*** DATA SHOWN ***

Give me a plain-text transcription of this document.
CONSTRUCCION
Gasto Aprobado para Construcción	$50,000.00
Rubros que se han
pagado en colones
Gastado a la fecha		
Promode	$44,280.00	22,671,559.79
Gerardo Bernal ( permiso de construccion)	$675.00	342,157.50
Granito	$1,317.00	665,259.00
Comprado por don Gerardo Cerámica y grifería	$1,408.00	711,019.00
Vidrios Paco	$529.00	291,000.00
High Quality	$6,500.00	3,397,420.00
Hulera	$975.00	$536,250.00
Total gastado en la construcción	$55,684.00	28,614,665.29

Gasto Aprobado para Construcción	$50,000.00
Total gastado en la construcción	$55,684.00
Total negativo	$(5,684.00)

***

- **WRITTEN TASK**: Repeat the material above in full, exactly as it stands.

- **RESPONSE FOR THIS EXERCISE**:
Give me a plain-text transcription of this document.
CONSTRUCCION
Gasto Aprobado para Construcción	$50,000.00
Rubros que se han
pagado en colones
Gastado a la fecha		
Promode	$44,280.00	22,671,559.79
Gerardo Bernal ( permiso de construccion)	$675.00	342,157.50
Granito	$1,317.00	665,259.00
Comprado por don Gerardo Cerámica y grifería	$1,408.00	711,019.00
Vidrios Paco	$529.00	291,000.00
High Quality	$6,500.00	3,397,420.00
Hulera	$975.00	$536,250.00
Total gastado en la construcción	$55,684.00	28,614,665.29

Gasto Aprobado para Construcción	$50,000.00
Total gastado en la construcción	$55,684.00
Total negativo	$(5,684.00)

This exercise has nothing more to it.